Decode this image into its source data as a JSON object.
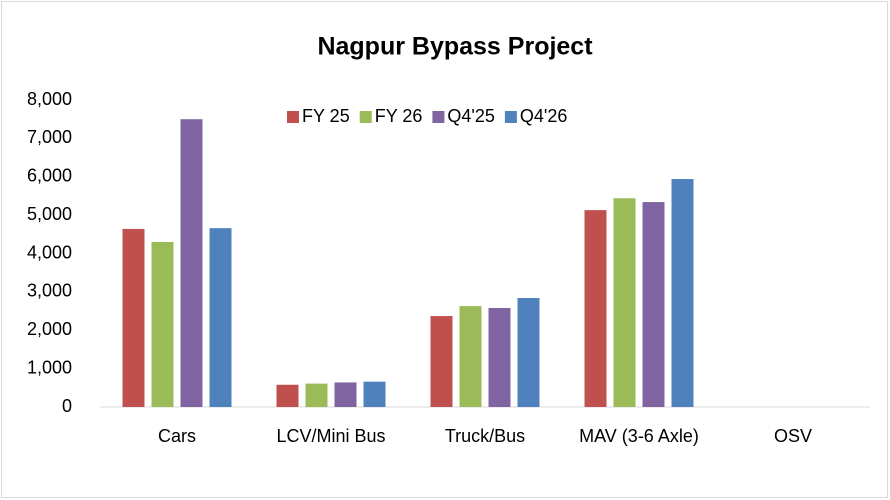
{
  "chart_data": {
    "type": "bar",
    "title": "Nagpur Bypass Project",
    "categories": [
      "Cars",
      "LCV/Mini Bus",
      "Truck/Bus",
      "MAV (3-6 Axle)",
      "OSV"
    ],
    "series": [
      {
        "name": "FY 25",
        "color": "#c0504d",
        "values": [
          4640,
          580,
          2370,
          5130,
          0
        ]
      },
      {
        "name": "FY 26",
        "color": "#9bbb59",
        "values": [
          4300,
          610,
          2630,
          5440,
          0
        ]
      },
      {
        "name": "Q4'25",
        "color": "#8064a2",
        "values": [
          7500,
          640,
          2580,
          5340,
          0
        ]
      },
      {
        "name": "Q4'26",
        "color": "#4f81bd",
        "values": [
          4660,
          660,
          2840,
          5940,
          0
        ]
      }
    ],
    "ylim": [
      0,
      8000
    ],
    "yticks": [
      0,
      {
        "value": 1000,
        "label": "1,000"
      },
      {
        "value": 2000,
        "label": "2,000"
      },
      {
        "value": 3000,
        "label": "3,000"
      },
      {
        "value": 4000,
        "label": "4,000"
      },
      {
        "value": 5000,
        "label": "5,000"
      },
      {
        "value": 6000,
        "label": "6,000"
      },
      {
        "value": 7000,
        "label": "7,000"
      },
      {
        "value": 8000,
        "label": "8,000"
      }
    ],
    "grid": false,
    "legend": "top"
  }
}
------------------------------------------------
**AIM**. Reproduce the whole listing exactly, but not the images in it.

**RESPONSE TO THIS EXERCISE**.
Decode this image into its source data as a JSON object.
{
  "chart_data": {
    "type": "bar",
    "title": "Nagpur Bypass Project",
    "categories": [
      "Cars",
      "LCV/Mini Bus",
      "Truck/Bus",
      "MAV (3-6 Axle)",
      "OSV"
    ],
    "series": [
      {
        "name": "FY 25",
        "color": "#c0504d",
        "values": [
          4640,
          580,
          2370,
          5130,
          0
        ]
      },
      {
        "name": "FY 26",
        "color": "#9bbb59",
        "values": [
          4300,
          610,
          2630,
          5440,
          0
        ]
      },
      {
        "name": "Q4'25",
        "color": "#8064a2",
        "values": [
          7500,
          640,
          2580,
          5340,
          0
        ]
      },
      {
        "name": "Q4'26",
        "color": "#4f81bd",
        "values": [
          4660,
          660,
          2840,
          5940,
          0
        ]
      }
    ],
    "ylim": [
      0,
      8000
    ],
    "yticks": [
      0,
      {
        "value": 1000,
        "label": "1,000"
      },
      {
        "value": 2000,
        "label": "2,000"
      },
      {
        "value": 3000,
        "label": "3,000"
      },
      {
        "value": 4000,
        "label": "4,000"
      },
      {
        "value": 5000,
        "label": "5,000"
      },
      {
        "value": 6000,
        "label": "6,000"
      },
      {
        "value": 7000,
        "label": "7,000"
      },
      {
        "value": 8000,
        "label": "8,000"
      }
    ],
    "grid": false,
    "legend": "top"
  }
}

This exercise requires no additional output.